**Given task:**
Copy the data below word for word, starting at its first line and ending with the line that contains "242, 288, 267]".

Raw records:
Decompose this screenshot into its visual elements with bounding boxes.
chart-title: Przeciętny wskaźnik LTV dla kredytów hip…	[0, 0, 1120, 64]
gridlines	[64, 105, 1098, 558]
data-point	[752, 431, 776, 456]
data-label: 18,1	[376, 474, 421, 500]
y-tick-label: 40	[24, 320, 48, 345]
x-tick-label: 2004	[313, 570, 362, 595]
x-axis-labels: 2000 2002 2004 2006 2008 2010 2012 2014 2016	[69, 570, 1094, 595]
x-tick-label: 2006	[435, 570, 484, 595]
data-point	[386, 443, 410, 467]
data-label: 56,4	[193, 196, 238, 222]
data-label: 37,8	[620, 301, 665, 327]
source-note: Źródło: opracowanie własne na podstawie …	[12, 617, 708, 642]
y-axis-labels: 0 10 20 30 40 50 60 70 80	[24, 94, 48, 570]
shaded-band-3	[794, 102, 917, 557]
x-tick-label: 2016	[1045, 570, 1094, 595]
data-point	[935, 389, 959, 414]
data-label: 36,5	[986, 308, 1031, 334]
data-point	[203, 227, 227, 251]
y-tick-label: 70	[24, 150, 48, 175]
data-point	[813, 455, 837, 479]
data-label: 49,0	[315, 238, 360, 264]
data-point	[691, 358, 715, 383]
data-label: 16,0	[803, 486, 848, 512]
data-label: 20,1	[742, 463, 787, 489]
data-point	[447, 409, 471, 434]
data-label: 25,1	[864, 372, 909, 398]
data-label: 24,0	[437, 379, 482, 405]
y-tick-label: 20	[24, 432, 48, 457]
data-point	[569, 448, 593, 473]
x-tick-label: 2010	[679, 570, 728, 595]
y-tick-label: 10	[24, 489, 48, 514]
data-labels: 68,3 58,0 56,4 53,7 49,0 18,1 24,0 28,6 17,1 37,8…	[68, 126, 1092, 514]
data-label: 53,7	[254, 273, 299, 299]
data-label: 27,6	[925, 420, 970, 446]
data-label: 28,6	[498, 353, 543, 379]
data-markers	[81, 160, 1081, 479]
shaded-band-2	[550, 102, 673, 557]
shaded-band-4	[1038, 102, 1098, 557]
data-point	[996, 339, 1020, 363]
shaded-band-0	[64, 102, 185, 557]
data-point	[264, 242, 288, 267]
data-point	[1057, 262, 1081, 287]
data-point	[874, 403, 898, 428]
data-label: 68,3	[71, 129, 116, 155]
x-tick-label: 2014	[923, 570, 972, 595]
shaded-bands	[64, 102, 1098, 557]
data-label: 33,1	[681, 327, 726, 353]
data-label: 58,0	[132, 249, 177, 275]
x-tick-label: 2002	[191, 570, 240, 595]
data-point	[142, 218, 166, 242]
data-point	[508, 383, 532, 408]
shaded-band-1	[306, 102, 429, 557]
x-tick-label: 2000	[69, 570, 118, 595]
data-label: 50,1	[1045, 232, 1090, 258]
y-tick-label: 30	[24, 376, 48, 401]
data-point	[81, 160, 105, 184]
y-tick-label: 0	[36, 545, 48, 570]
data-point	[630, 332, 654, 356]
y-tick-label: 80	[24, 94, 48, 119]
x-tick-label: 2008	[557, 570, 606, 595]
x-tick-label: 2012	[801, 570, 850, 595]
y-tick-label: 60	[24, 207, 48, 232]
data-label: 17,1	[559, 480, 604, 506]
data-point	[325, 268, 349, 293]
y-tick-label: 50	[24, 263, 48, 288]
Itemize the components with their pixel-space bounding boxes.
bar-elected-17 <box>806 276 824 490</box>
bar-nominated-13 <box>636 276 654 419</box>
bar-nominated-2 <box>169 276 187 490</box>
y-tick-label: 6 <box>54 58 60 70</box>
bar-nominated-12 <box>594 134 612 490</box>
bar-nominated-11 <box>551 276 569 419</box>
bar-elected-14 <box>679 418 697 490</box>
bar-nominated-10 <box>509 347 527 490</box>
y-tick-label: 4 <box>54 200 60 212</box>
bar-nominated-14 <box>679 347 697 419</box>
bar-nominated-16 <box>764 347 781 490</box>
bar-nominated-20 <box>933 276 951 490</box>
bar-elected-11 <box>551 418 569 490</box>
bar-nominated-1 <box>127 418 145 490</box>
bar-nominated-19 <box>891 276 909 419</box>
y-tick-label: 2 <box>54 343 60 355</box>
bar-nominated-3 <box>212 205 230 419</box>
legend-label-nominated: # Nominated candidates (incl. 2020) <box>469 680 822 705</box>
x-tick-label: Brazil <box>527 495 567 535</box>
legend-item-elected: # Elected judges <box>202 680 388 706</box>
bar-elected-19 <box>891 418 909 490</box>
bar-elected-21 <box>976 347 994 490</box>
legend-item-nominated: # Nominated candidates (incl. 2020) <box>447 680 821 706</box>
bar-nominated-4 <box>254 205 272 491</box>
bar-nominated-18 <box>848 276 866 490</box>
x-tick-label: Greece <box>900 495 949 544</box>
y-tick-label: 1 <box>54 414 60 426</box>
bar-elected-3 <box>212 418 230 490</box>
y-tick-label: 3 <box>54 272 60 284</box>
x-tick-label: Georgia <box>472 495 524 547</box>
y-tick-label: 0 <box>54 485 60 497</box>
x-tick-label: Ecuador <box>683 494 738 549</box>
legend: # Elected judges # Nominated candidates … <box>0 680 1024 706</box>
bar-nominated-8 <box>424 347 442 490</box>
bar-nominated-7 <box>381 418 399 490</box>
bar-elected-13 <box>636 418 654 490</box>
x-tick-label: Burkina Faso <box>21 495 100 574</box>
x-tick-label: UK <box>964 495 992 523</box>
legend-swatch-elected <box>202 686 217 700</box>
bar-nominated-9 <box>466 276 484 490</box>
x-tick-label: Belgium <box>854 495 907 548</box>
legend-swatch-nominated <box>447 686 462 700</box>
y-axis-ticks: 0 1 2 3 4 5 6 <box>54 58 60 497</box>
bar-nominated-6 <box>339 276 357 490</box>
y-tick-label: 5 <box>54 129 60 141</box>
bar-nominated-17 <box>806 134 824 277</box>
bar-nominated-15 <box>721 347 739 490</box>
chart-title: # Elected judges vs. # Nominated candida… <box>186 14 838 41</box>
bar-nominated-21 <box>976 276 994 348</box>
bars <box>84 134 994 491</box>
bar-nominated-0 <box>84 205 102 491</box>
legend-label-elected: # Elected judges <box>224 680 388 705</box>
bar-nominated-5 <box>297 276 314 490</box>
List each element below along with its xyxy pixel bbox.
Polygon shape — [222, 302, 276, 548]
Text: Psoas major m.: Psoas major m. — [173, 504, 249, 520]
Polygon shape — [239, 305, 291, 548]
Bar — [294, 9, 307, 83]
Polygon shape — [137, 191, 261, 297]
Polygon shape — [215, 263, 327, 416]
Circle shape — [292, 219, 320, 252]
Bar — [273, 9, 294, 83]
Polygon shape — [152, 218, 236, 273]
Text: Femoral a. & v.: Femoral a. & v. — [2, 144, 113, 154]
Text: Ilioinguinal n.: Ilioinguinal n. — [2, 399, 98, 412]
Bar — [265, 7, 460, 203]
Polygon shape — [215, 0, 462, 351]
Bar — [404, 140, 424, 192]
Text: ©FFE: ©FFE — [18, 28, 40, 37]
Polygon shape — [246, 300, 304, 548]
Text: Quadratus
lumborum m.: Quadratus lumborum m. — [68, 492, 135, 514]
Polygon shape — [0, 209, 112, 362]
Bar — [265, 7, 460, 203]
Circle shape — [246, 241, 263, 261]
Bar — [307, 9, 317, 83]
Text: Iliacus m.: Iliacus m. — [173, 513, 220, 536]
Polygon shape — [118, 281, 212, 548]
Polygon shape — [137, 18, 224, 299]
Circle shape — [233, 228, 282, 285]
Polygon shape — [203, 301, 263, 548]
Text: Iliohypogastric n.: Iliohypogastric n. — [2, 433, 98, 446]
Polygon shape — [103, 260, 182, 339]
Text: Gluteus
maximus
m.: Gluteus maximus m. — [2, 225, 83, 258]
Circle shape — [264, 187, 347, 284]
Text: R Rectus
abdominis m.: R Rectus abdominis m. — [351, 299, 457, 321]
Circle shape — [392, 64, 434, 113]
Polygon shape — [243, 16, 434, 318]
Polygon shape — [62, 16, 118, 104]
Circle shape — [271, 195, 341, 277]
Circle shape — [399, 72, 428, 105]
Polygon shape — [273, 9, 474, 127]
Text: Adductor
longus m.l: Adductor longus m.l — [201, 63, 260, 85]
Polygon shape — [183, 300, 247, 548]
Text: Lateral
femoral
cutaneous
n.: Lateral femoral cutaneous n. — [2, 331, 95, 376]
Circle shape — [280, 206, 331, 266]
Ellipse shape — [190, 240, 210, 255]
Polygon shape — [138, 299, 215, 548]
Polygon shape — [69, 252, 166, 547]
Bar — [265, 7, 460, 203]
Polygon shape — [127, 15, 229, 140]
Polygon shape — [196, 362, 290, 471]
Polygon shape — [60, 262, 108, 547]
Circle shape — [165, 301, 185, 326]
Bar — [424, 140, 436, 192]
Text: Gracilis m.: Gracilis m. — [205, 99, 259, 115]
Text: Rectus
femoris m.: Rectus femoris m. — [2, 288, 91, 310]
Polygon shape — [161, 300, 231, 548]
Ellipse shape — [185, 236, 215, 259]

**Task output:**
Decompose this screenshot into its visual elements with bounding boxes.
chart-title: Przeciętny wskaźnik LTV dla kredytów hip…	[0, 0, 1120, 64]
gridlines	[64, 105, 1098, 558]
data-point	[752, 431, 776, 456]
data-label: 18,1	[376, 474, 421, 500]
y-tick-label: 40	[24, 320, 48, 345]
x-tick-label: 2004	[313, 570, 362, 595]
x-axis-labels: 2000 2002 2004 2006 2008 2010 2012 2014 2016	[69, 570, 1094, 595]
x-tick-label: 2006	[435, 570, 484, 595]
data-point	[386, 443, 410, 467]
data-label: 56,4	[193, 196, 238, 222]
data-label: 37,8	[620, 301, 665, 327]
source-note: Źródło: opracowanie własne na podstawie …	[12, 617, 708, 642]
y-axis-labels: 0 10 20 30 40 50 60 70 80	[24, 94, 48, 570]
shaded-band-3	[794, 102, 917, 557]
x-tick-label: 2016	[1045, 570, 1094, 595]
data-point	[935, 389, 959, 414]
data-label: 36,5	[986, 308, 1031, 334]
data-point	[203, 227, 227, 251]
y-tick-label: 70	[24, 150, 48, 175]
data-point	[813, 455, 837, 479]
data-label: 49,0	[315, 238, 360, 264]
data-point	[691, 358, 715, 383]
data-label: 16,0	[803, 486, 848, 512]
data-label: 20,1	[742, 463, 787, 489]
data-point	[447, 409, 471, 434]
data-label: 25,1	[864, 372, 909, 398]
data-label: 24,0	[437, 379, 482, 405]
y-tick-label: 20	[24, 432, 48, 457]
data-point	[569, 448, 593, 473]
x-tick-label: 2010	[679, 570, 728, 595]
y-tick-label: 10	[24, 489, 48, 514]
data-labels: 68,3 58,0 56,4 53,7 49,0 18,1 24,0 28,6 17,1 37,8…	[68, 126, 1092, 514]
data-label: 53,7	[254, 273, 299, 299]
data-label: 27,6	[925, 420, 970, 446]
data-label: 28,6	[498, 353, 543, 379]
data-markers	[81, 160, 1081, 479]
shaded-band-2	[550, 102, 673, 557]
shaded-band-4	[1038, 102, 1098, 557]
data-point	[996, 339, 1020, 363]
shaded-band-0	[64, 102, 185, 557]
data-point	[264, 242, 288, 267]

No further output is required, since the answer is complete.